** Required task **
Going through the material below, please gather all lines with the word "nPhase" in them.

** Data to process **
● ● ● ●
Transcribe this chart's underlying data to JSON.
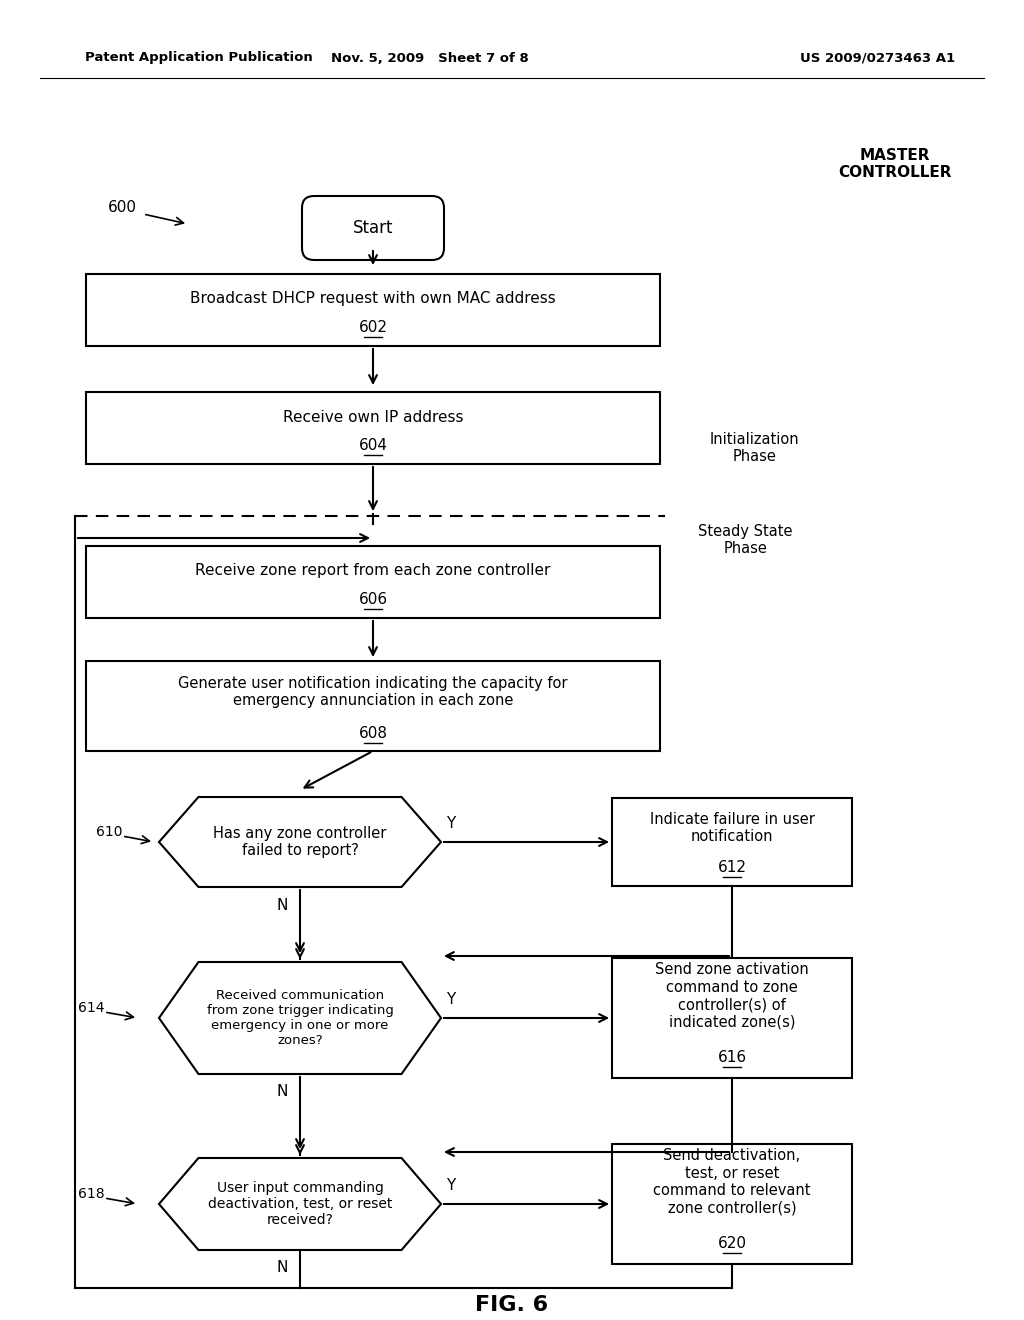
{
  "bg_color": "#ffffff",
  "header_left": "Patent Application Publication",
  "header_mid": "Nov. 5, 2009   Sheet 7 of 8",
  "header_right": "US 2009/0273463 A1",
  "fig_label": "FIG. 6",
  "master_controller": "MASTER\nCONTROLLER",
  "init_phase": "Initialization\nPhase",
  "steady_phase": "Steady State\nPhase",
  "label_600": "600",
  "start_text": "Start",
  "b602_text": "Broadcast DHCP request with own MAC address",
  "b602_label": "602",
  "b604_text": "Receive own IP address",
  "b604_label": "604",
  "b606_text": "Receive zone report from each zone controller",
  "b606_label": "606",
  "b608_text": "Generate user notification indicating the capacity for\nemergency annunciation in each zone",
  "b608_label": "608",
  "d610_text": "Has any zone controller\nfailed to report?",
  "d610_label": "610",
  "b612_text": "Indicate failure in user\nnotification",
  "b612_label": "612",
  "d614_text": "Received communication\nfrom zone trigger indicating\nemergency in one or more\nzones?",
  "d614_label": "614",
  "b616_text": "Send zone activation\ncommand to zone\ncontroller(s) of\nindicated zone(s)",
  "b616_label": "616",
  "d618_text": "User input commanding\ndeactivation, test, or reset\nreceived?",
  "d618_label": "618",
  "b620_text": "Send deactivation,\ntest, or reset\ncommand to relevant\nzone controller(s)",
  "b620_label": "620"
}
● ● ● ●
** Final answer **
  "init_phase": "Initialization\nPhase",
  "steady_phase": "Steady State\nPhase",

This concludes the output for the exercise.